**Rows from a figure dataset:**
+++

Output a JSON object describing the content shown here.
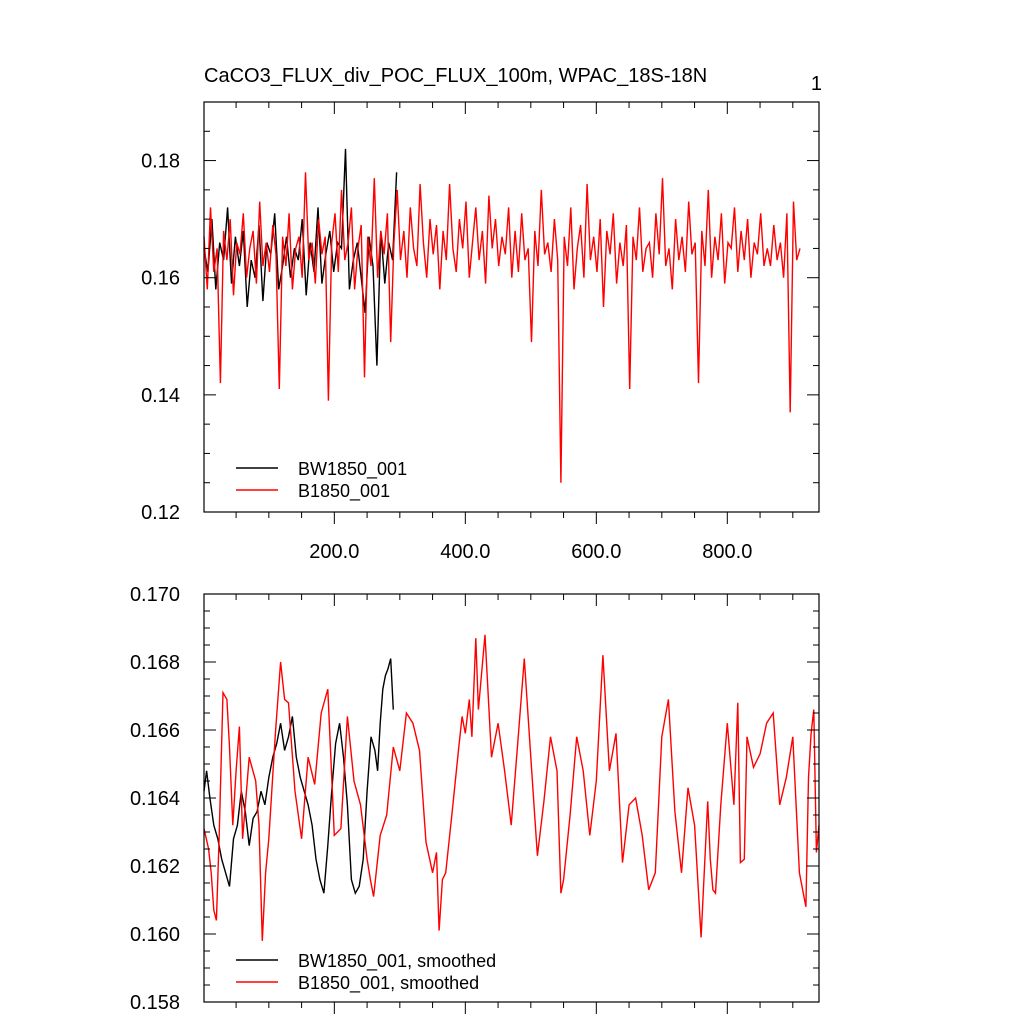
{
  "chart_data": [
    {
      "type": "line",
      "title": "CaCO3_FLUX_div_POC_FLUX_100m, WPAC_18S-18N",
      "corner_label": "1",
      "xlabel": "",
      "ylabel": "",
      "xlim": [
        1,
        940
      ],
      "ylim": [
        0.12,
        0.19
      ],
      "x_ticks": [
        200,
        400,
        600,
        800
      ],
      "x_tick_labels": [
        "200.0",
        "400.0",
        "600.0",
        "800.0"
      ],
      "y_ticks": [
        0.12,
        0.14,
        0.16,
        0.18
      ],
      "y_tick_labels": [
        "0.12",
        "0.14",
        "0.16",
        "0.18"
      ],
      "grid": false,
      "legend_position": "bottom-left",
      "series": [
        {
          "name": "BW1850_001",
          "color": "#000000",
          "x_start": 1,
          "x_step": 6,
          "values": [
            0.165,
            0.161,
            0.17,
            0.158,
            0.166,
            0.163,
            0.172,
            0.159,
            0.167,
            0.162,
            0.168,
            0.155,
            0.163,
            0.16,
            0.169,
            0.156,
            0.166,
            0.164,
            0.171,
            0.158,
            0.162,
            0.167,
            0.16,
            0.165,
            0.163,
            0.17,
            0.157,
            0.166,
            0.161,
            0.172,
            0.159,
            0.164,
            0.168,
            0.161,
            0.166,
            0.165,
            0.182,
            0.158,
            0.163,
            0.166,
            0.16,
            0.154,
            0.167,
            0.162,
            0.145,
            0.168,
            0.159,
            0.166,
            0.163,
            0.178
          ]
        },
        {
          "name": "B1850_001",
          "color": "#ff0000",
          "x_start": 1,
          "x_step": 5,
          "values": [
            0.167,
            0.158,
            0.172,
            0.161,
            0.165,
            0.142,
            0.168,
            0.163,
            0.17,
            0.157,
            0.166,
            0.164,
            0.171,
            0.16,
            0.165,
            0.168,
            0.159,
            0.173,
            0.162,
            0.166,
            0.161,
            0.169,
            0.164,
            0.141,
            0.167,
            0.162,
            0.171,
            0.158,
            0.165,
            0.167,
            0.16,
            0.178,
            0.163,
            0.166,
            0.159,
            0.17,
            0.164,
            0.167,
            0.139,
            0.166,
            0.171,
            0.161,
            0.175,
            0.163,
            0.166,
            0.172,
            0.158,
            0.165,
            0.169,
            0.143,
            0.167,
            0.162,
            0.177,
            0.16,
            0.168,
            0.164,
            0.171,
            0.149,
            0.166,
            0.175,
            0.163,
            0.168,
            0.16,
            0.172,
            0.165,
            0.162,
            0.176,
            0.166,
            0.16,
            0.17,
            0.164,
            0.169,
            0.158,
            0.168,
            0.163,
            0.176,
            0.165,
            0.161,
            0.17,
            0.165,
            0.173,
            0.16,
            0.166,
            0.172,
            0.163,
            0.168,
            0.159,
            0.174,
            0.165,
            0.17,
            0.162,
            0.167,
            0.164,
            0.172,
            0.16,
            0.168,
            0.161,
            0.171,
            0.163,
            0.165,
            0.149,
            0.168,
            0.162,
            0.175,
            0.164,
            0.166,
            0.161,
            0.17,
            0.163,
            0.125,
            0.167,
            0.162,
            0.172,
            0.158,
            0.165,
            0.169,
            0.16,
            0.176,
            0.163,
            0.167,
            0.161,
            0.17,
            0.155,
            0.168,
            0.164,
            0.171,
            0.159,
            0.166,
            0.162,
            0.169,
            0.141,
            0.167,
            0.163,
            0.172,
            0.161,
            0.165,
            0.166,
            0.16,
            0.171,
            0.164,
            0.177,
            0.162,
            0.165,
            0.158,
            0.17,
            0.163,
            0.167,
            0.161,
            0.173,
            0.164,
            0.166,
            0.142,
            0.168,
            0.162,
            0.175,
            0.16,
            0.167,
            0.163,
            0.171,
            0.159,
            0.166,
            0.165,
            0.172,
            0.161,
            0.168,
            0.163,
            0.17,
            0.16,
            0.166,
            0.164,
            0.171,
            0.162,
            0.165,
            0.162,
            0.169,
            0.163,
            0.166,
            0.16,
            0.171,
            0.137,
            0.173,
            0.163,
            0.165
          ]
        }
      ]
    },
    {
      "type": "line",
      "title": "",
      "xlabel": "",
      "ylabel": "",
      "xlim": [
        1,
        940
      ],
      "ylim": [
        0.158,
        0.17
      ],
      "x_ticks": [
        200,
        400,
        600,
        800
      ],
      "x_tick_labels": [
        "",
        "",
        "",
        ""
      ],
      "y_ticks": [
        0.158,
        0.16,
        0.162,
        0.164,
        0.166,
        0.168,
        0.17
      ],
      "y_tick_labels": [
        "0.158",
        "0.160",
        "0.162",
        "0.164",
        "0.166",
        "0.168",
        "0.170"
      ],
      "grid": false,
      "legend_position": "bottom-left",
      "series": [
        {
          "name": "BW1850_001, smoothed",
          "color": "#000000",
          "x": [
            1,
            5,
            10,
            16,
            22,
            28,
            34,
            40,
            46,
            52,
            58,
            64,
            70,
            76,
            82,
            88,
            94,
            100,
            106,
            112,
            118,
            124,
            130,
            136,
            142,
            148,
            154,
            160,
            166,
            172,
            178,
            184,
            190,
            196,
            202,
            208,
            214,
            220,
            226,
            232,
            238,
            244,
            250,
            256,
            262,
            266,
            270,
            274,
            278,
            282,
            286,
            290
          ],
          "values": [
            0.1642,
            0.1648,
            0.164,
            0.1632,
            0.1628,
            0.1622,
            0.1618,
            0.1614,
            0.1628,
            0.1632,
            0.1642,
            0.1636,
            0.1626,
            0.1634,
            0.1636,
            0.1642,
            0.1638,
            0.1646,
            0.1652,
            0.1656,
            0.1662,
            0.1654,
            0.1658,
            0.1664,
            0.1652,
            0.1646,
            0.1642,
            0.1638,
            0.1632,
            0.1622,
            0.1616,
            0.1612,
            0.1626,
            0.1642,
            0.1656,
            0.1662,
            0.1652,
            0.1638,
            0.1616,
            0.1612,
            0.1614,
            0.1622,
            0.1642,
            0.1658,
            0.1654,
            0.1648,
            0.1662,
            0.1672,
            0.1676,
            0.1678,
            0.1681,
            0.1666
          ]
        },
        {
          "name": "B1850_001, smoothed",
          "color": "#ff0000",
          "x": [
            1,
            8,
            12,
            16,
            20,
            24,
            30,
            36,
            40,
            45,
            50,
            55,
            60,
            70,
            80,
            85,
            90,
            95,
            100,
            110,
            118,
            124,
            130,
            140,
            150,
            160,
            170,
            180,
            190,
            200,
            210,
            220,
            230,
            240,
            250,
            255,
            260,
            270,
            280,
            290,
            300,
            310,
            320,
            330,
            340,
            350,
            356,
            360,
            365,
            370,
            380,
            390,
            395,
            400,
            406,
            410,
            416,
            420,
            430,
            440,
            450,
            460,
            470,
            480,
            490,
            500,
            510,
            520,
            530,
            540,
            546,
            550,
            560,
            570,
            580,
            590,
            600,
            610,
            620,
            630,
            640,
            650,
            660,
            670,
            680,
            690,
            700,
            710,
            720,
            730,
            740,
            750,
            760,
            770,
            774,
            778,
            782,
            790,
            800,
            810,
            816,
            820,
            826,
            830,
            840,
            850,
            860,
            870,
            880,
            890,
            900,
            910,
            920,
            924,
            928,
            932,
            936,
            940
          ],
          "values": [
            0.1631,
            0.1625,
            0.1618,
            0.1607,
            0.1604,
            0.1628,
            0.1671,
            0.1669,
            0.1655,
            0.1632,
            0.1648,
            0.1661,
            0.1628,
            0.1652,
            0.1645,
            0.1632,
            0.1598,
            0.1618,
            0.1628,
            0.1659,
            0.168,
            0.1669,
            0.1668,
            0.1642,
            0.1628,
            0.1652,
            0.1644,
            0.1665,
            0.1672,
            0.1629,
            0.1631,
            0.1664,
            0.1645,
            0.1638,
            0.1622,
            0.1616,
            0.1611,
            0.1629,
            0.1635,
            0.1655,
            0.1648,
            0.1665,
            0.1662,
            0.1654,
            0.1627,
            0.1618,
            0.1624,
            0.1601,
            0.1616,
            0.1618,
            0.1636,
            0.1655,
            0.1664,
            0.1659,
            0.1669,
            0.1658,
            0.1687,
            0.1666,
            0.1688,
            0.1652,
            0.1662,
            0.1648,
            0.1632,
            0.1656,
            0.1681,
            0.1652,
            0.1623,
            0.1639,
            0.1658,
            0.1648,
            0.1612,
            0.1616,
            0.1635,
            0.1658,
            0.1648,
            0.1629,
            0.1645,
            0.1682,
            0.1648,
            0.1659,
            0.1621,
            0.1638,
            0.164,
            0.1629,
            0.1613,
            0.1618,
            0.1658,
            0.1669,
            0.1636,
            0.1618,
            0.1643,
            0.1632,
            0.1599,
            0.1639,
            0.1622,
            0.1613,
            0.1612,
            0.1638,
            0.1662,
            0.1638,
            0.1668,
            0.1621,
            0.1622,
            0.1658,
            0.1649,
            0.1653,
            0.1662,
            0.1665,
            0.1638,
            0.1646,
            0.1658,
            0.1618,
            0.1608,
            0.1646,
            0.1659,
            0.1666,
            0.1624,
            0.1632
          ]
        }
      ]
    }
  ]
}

+++

**Task instructions:** Provide solely the number of lines in the data that include the word "name".

**Solved exercise:** 4